Data to process
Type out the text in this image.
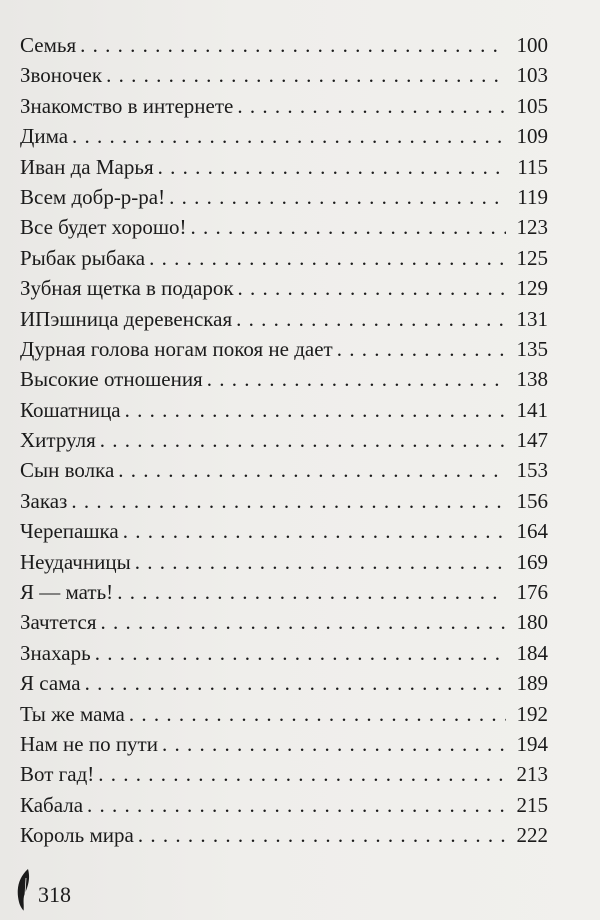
Семья . . .	100
Звоночек . . .	103
Знакомство в интернете . . .	105
Дима . . .	109
Иван да Марья . . .	115
Всем добр-р-ра! . . .	119
Все будет хорошо! . . .	123
Рыбак рыбака . . .	125
Зубная щетка в подарок . . .	129
ИПэшница деревенская . . .	131
Дурная голова ногам покоя не дает . . .	135
Высокие отношения . . .	138
Кошатница . . .	141
Хитруля . . .	147
Сын волка . . .	153
Заказ . . .	156
Черепашка . . .	164
Неудачницы . . .	169
Я — мать! . . .	176
Зачтется . . .	180
Знахарь . . .	184
Я сама . . .	189
Ты же мама . . .	192
Нам не по пути . . .	194
Вот гад! . . .	213
Кабала . . .	215
Король мира . . .	222
318
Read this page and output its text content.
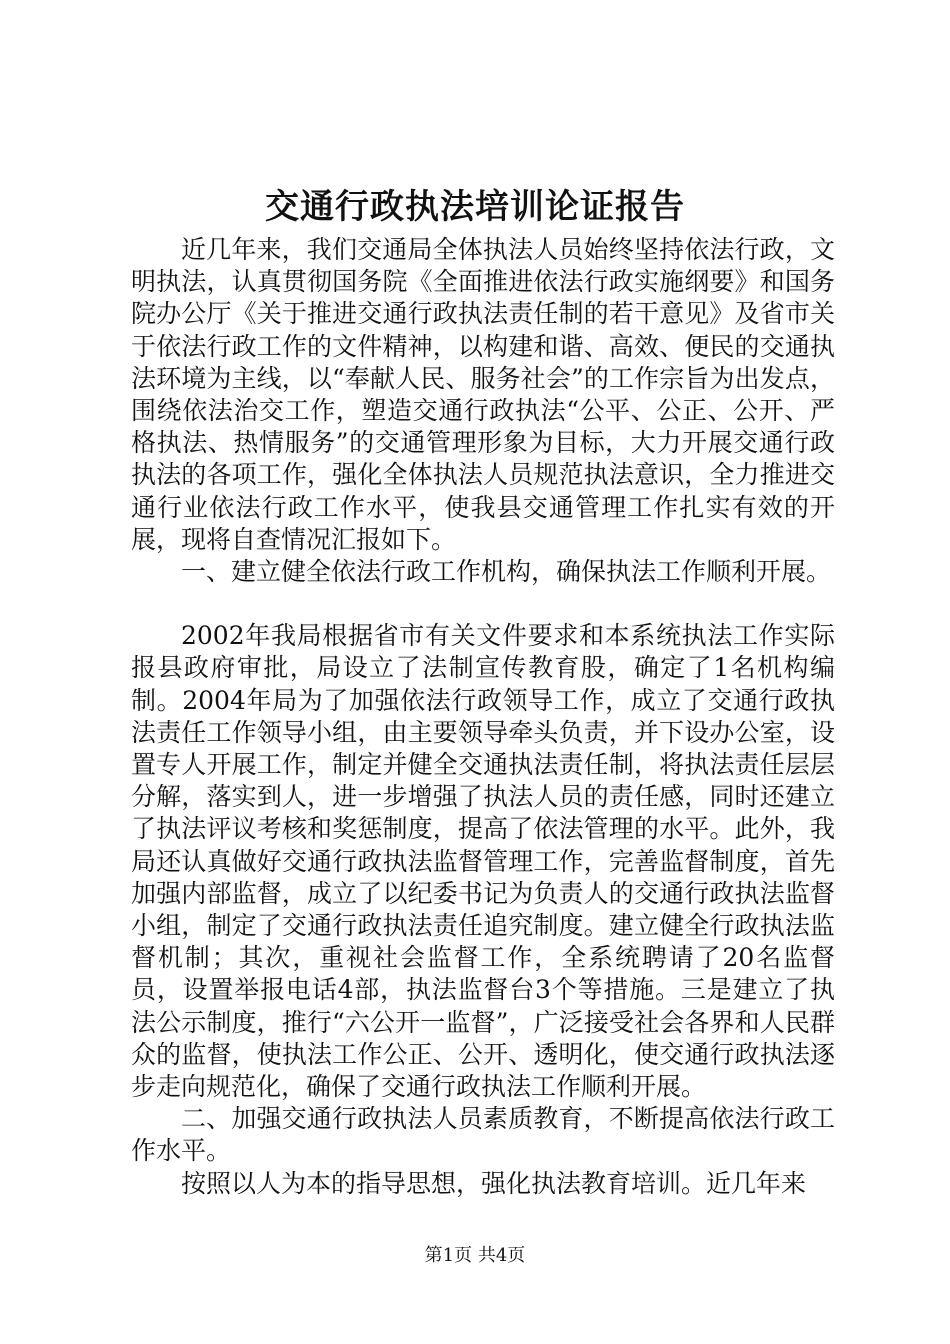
交通行政执法培训论证报告

近几年来，我们交通局全体执法人员始终坚持依法行政，文明执法，认真贯彻国务院《全面推进依法行政实施纲要》和国务院办公厅《关于推进交通行政执法责任制的若干意见》及省市关于依法行政工作的文件精神，以构建和谐、高效、便民的交通执法环境为主线，以“奉献人民、服务社会”的工作宗旨为出发点，围绕依法治交工作，塑造交通行政执法“公平、公正、公开、严格执法、热情服务”的交通管理形象为目标，大力开展交通行政执法的各项工作，强化全体执法人员规范执法意识，全力推进交通行业依法行政工作水平，使我县交通管理工作扎实有效的开展，现将自查情况汇报如下。

一、建立健全依法行政工作机构，确保执法工作顺利开展。

2002年我局根据省市有关文件要求和本系统执法工作实际报县政府审批，局设立了法制宣传教育股，确定了1名机构编制。2004年局为了加强依法行政领导工作，成立了交通行政执法责任工作领导小组，由主要领导牵头负责，并下设办公室，设置专人开展工作，制定并健全交通执法责任制，将执法责任层层分解，落实到人，进一步增强了执法人员的责任感，同时还建立了执法评议考核和奖惩制度，提高了依法管理的水平。此外，我局还认真做好交通行政执法监督管理工作，完善监督制度，首先加强内部监督，成立了以纪委书记为负责人的交通行政执法监督小组，制定了交通行政执法责任追究制度。建立健全行政执法监督机制；其次，重视社会监督工作，全系统聘请了20名监督员，设置举报电话4部，执法监督台3个等措施。三是建立了执法公示制度，推行“六公开一监督”，广泛接受社会各界和人民群众的监督，使执法工作公正、公开、透明化，使交通行政执法逐步走向规范化，确保了交通行政执法工作顺利开展。

二、加强交通行政执法人员素质教育，不断提高依法行政工作水平。

按照以人为本的指导思想，强化执法教育培训。近几年来

第1页 共4页
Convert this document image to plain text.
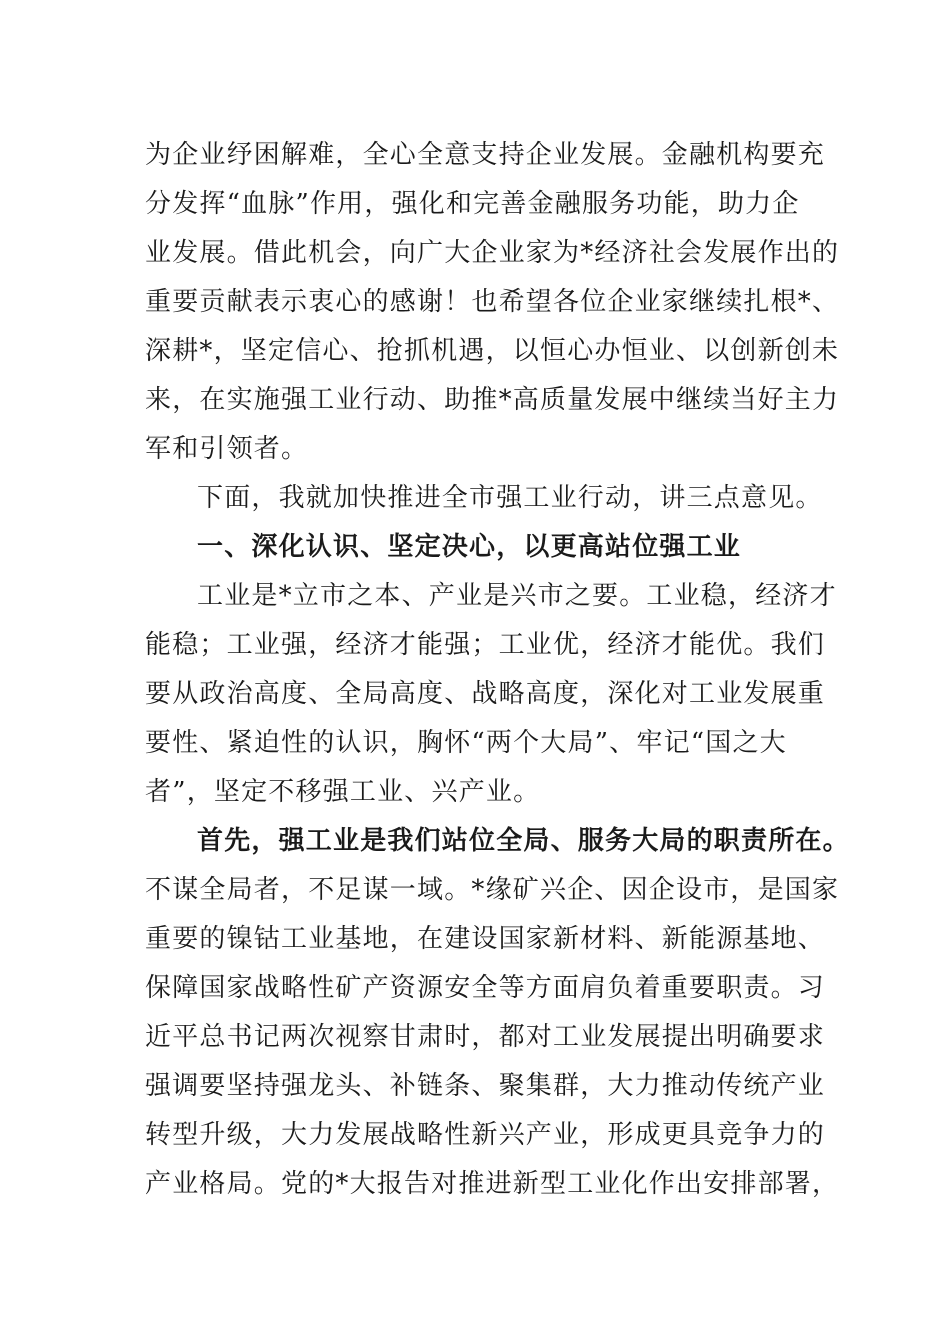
为企业纾困解难，全心全意支持企业发展。金融机构要充
分发挥“血脉”作用，强化和完善金融服务功能，助力企
业发展。借此机会，向广大企业家为*经济社会发展作出的
重要贡献表示衷心的感谢！也希望各位企业家继续扎根*、
深耕*，坚定信心、抢抓机遇，以恒心办恒业、以创新创未
来，在实施强工业行动、助推*高质量发展中继续当好主力
军和引领者。
下面，我就加快推进全市强工业行动，讲三点意见。
一、深化认识、坚定决心，以更高站位强工业
工业是*立市之本、产业是兴市之要。工业稳，经济才
能稳；工业强，经济才能强；工业优，经济才能优。我们
要从政治高度、全局高度、战略高度，深化对工业发展重
要性、紧迫性的认识，胸怀“两个大局”、牢记“国之大
者”，坚定不移强工业、兴产业。
首先，强工业是我们站位全局、服务大局的职责所在。
不谋全局者，不足谋一域。*缘矿兴企、因企设市，是国家
重要的镍钴工业基地，在建设国家新材料、新能源基地、
保障国家战略性矿产资源安全等方面肩负着重要职责。习
近平总书记两次视察甘肃时，都对工业发展提出明确要求
强调要坚持强龙头、补链条、聚集群，大力推动传统产业
转型升级，大力发展战略性新兴产业，形成更具竞争力的
产业格局。党的*大报告对推进新型工业化作出安排部署，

Directions for this task
Leave the pictures out and output the rest of the listing exactly.

Output below
Type out the text in this image.
Семья . . .	100
Звоночек . . .	103
Знакомство в интернете . . .	105
Дима . . .	109
Иван да Марья . . .	115
Всем добр-р-ра! . . .	119
Все будет хорошо! . . .	123
Рыбак рыбака . . .	125
Зубная щетка в подарок . . .	129
ИПэшница деревенская . . .	131
Дурная голова ногам покоя не дает . . .	135
Высокие отношения . . .	138
Кошатница . . .	141
Хитруля . . .	147
Сын волка . . .	153
Заказ . . .	156
Черепашка . . .	164
Неудачницы . . .	169
Я — мать! . . .	176
Зачтется . . .	180
Знахарь . . .	184
Я сама . . .	189
Ты же мама . . .	192
Нам не по пути . . .	194
Вот гад! . . .	213
Кабала . . .	215
Король мира . . .	222
318
Read this page and output its text content.
交通行政执法培训论证报告

近几年来，我们交通局全体执法人员始终坚持依法行政，文明执法，认真贯彻国务院《全面推进依法行政实施纲要》和国务院办公厅《关于推进交通行政执法责任制的若干意见》及省市关于依法行政工作的文件精神，以构建和谐、高效、便民的交通执法环境为主线，以“奉献人民、服务社会”的工作宗旨为出发点，围绕依法治交工作，塑造交通行政执法“公平、公正、公开、严格执法、热情服务”的交通管理形象为目标，大力开展交通行政执法的各项工作，强化全体执法人员规范执法意识，全力推进交通行业依法行政工作水平，使我县交通管理工作扎实有效的开展，现将自查情况汇报如下。

一、建立健全依法行政工作机构，确保执法工作顺利开展。

2002年我局根据省市有关文件要求和本系统执法工作实际报县政府审批，局设立了法制宣传教育股，确定了1名机构编制。2004年局为了加强依法行政领导工作，成立了交通行政执法责任工作领导小组，由主要领导牵头负责，并下设办公室，设置专人开展工作，制定并健全交通执法责任制，将执法责任层层分解，落实到人，进一步增强了执法人员的责任感，同时还建立了执法评议考核和奖惩制度，提高了依法管理的水平。此外，我局还认真做好交通行政执法监督管理工作，完善监督制度，首先加强内部监督，成立了以纪委书记为负责人的交通行政执法监督小组，制定了交通行政执法责任追究制度。建立健全行政执法监督机制；其次，重视社会监督工作，全系统聘请了20名监督员，设置举报电话4部，执法监督台3个等措施。三是建立了执法公示制度，推行“六公开一监督”，广泛接受社会各界和人民群众的监督，使执法工作公正、公开、透明化，使交通行政执法逐步走向规范化，确保了交通行政执法工作顺利开展。

二、加强交通行政执法人员素质教育，不断提高依法行政工作水平。

按照以人为本的指导思想，强化执法教育培训。近几年来

第1页 共4页
Convert this document image to plain text.
为企业纾困解难，全心全意支持企业发展。金融机构要充
分发挥“血脉”作用，强化和完善金融服务功能，助力企
业发展。借此机会，向广大企业家为*经济社会发展作出的
重要贡献表示衷心的感谢！也希望各位企业家继续扎根*、
深耕*，坚定信心、抢抓机遇，以恒心办恒业、以创新创未
来，在实施强工业行动、助推*高质量发展中继续当好主力
军和引领者。
下面，我就加快推进全市强工业行动，讲三点意见。
一、深化认识、坚定决心，以更高站位强工业
工业是*立市之本、产业是兴市之要。工业稳，经济才
能稳；工业强，经济才能强；工业优，经济才能优。我们
要从政治高度、全局高度、战略高度，深化对工业发展重
要性、紧迫性的认识，胸怀“两个大局”、牢记“国之大
者”，坚定不移强工业、兴产业。
首先，强工业是我们站位全局、服务大局的职责所在。
不谋全局者，不足谋一域。*缘矿兴企、因企设市，是国家
重要的镍钴工业基地，在建设国家新材料、新能源基地、
保障国家战略性矿产资源安全等方面肩负着重要职责。习
近平总书记两次视察甘肃时，都对工业发展提出明确要求
强调要坚持强龙头、补链条、聚集群，大力推动传统产业
转型升级，大力发展战略性新兴产业，形成更具竞争力的
产业格局。党的*大报告对推进新型工业化作出安排部署，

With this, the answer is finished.